▶ [Exercise prompt]:
Quote the data below in full, please, without altering anything.

▶ [Data for this task]:
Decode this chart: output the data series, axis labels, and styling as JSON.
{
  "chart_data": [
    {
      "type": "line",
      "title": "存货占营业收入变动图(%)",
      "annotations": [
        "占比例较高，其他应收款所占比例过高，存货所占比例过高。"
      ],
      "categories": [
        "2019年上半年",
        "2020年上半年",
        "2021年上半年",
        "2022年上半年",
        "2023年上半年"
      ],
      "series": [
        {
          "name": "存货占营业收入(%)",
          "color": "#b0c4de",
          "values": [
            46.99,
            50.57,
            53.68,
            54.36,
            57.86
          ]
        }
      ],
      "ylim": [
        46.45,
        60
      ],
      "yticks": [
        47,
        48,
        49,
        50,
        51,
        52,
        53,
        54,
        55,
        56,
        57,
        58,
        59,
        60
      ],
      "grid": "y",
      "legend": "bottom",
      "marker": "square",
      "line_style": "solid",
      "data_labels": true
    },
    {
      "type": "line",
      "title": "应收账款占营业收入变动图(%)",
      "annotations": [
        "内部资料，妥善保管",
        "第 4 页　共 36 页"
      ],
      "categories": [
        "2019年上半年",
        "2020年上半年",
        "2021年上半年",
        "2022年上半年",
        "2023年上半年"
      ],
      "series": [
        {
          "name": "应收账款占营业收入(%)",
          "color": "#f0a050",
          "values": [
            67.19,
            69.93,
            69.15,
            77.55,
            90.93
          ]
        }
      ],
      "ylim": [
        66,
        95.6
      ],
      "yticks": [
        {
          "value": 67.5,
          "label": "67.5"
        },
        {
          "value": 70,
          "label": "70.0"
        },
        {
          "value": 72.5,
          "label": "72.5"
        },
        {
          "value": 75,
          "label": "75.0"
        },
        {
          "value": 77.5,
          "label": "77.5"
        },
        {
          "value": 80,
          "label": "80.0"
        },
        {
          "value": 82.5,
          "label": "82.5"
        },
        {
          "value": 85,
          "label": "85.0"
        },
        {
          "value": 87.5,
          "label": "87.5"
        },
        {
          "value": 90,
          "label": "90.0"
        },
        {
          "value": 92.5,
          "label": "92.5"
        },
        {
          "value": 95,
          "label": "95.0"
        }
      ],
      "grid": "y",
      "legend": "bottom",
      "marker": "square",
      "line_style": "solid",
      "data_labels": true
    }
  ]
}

▶ [Exercise answer]:
Decode this chart: output the data series, axis labels, and styling as JSON.
{
  "chart_data": [
    {
      "type": "line",
      "title": "存货占营业收入变动图(%)",
      "annotations": [
        "占比例较高，其他应收款所占比例过高，存货所占比例过高。"
      ],
      "categories": [
        "2019年上半年",
        "2020年上半年",
        "2021年上半年",
        "2022年上半年",
        "2023年上半年"
      ],
      "series": [
        {
          "name": "存货占营业收入(%)",
          "color": "#b0c4de",
          "values": [
            46.99,
            50.57,
            53.68,
            54.36,
            57.86
          ]
        }
      ],
      "ylim": [
        46.45,
        60
      ],
      "yticks": [
        47,
        48,
        49,
        50,
        51,
        52,
        53,
        54,
        55,
        56,
        57,
        58,
        59,
        60
      ],
      "grid": "y",
      "legend": "bottom",
      "marker": "square",
      "line_style": "solid",
      "data_labels": true
    },
    {
      "type": "line",
      "title": "应收账款占营业收入变动图(%)",
      "annotations": [
        "内部资料，妥善保管",
        "第 4 页　共 36 页"
      ],
      "categories": [
        "2019年上半年",
        "2020年上半年",
        "2021年上半年",
        "2022年上半年",
        "2023年上半年"
      ],
      "series": [
        {
          "name": "应收账款占营业收入(%)",
          "color": "#f0a050",
          "values": [
            67.19,
            69.93,
            69.15,
            77.55,
            90.93
          ]
        }
      ],
      "ylim": [
        66,
        95.6
      ],
      "yticks": [
        {
          "value": 67.5,
          "label": "67.5"
        },
        {
          "value": 70,
          "label": "70.0"
        },
        {
          "value": 72.5,
          "label": "72.5"
        },
        {
          "value": 75,
          "label": "75.0"
        },
        {
          "value": 77.5,
          "label": "77.5"
        },
        {
          "value": 80,
          "label": "80.0"
        },
        {
          "value": 82.5,
          "label": "82.5"
        },
        {
          "value": 85,
          "label": "85.0"
        },
        {
          "value": 87.5,
          "label": "87.5"
        },
        {
          "value": 90,
          "label": "90.0"
        },
        {
          "value": 92.5,
          "label": "92.5"
        },
        {
          "value": 95,
          "label": "95.0"
        }
      ],
      "grid": "y",
      "legend": "bottom",
      "marker": "square",
      "line_style": "solid",
      "data_labels": true
    }
  ]
}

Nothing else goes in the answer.